■ **Problem**:
Go through each line of the records below and count those with the word "OMEGA"; give only the total.

[Data records]
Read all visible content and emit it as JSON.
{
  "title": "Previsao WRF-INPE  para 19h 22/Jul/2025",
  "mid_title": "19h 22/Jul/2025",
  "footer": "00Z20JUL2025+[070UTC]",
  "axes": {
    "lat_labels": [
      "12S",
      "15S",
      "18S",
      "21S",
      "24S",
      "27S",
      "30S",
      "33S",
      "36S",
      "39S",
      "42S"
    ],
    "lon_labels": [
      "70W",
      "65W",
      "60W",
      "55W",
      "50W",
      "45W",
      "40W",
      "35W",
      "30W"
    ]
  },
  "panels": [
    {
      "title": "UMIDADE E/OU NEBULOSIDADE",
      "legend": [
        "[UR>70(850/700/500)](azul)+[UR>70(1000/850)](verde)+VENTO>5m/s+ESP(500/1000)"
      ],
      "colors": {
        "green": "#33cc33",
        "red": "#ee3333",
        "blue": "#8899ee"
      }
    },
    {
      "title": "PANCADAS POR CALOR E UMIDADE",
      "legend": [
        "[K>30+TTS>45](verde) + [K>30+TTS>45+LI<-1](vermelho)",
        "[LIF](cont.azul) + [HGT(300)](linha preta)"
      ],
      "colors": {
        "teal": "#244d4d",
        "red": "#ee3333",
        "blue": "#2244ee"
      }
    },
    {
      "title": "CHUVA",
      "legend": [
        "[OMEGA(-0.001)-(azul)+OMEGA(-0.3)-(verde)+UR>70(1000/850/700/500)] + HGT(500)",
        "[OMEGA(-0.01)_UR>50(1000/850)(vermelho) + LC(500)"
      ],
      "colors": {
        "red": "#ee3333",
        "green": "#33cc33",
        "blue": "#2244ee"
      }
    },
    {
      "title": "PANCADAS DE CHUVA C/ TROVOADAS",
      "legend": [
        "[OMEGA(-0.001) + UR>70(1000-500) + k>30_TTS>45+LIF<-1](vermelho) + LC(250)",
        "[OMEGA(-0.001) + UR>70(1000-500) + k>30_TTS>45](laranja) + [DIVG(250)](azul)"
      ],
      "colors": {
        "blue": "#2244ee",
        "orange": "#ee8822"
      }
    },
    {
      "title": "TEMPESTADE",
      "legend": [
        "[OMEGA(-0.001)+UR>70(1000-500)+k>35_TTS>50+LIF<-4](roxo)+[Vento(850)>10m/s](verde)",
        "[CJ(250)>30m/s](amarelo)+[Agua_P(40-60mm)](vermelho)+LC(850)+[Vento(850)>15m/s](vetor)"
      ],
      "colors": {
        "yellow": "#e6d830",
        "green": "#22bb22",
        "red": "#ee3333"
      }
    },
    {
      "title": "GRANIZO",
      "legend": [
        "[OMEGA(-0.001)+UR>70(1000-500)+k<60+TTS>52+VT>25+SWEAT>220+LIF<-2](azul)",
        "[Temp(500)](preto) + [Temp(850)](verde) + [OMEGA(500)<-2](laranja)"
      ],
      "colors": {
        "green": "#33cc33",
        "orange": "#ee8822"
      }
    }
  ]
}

■ **Final answer**:
7